### EXERCISE PROMPT
Track down each line that has the word "تجهیزات" and copy it.

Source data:

----------

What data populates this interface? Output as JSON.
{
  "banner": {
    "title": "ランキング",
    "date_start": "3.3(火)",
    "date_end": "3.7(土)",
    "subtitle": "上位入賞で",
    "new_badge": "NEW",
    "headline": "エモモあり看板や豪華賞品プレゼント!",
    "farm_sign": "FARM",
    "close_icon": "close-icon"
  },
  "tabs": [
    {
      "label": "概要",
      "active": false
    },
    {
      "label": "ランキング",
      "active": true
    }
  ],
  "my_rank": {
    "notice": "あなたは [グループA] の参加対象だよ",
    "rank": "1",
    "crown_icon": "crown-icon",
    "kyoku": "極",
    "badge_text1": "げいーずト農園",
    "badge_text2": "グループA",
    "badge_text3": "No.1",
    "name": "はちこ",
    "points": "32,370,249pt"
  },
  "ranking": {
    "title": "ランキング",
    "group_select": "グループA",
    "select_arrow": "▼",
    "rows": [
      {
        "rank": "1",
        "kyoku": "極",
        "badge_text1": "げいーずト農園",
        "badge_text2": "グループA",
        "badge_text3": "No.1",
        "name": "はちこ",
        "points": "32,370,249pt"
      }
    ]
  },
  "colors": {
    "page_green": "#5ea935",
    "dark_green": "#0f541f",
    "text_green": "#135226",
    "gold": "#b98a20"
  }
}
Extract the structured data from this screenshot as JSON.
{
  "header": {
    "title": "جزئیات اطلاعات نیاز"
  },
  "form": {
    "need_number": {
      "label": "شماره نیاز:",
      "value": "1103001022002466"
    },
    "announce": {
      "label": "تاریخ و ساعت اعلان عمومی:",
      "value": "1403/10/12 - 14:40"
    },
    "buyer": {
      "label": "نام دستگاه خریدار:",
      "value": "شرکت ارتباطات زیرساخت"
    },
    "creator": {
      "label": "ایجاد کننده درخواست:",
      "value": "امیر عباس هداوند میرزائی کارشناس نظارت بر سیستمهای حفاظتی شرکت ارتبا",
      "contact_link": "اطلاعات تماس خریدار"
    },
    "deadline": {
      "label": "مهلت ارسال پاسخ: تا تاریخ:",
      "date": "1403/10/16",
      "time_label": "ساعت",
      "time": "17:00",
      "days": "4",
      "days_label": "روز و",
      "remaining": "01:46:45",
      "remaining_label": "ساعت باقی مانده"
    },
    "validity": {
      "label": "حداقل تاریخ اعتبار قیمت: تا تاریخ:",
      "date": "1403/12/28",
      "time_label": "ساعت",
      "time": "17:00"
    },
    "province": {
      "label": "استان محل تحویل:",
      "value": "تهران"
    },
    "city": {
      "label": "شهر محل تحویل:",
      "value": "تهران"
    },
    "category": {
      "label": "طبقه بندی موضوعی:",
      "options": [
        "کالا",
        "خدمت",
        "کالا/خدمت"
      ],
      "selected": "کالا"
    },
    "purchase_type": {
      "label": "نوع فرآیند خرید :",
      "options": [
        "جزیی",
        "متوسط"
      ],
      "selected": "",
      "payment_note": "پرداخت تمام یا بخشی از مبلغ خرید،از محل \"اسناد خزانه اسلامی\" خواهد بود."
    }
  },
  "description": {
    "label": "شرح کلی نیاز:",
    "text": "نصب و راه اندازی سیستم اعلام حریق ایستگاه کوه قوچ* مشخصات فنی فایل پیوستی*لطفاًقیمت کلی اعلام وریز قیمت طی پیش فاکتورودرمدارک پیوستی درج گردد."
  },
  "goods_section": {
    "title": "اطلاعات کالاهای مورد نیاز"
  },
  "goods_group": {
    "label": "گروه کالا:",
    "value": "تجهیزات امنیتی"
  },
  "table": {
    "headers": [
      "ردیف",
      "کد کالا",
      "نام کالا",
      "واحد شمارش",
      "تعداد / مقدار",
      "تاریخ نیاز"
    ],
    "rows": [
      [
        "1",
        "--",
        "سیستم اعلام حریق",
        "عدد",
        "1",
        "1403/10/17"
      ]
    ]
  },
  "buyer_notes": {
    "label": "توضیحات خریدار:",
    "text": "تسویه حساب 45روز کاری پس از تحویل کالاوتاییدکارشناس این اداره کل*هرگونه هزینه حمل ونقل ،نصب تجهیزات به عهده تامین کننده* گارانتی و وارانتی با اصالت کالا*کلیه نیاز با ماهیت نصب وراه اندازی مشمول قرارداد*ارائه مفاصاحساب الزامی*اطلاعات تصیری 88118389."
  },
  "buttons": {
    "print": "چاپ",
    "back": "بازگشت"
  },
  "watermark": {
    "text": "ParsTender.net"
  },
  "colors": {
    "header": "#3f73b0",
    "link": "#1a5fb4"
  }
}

----------

### FULL SOLUTION
    "value": "تجهیزات امنیتی"
    "text": "تسویه حساب 45روز کاری پس از تحویل کالاوتاییدکارشناس این اداره کل*هرگونه هزینه حمل ونقل ،نصب تجهیزات به عهده تامین کننده* گارانتی و وارانتی با اصالت کالا*کلیه نیاز با ماهیت نصب وراه اندازی مشمول قرارداد*ارائه مفاصاحساب الزامی*اطلاعات تصیری 88118389."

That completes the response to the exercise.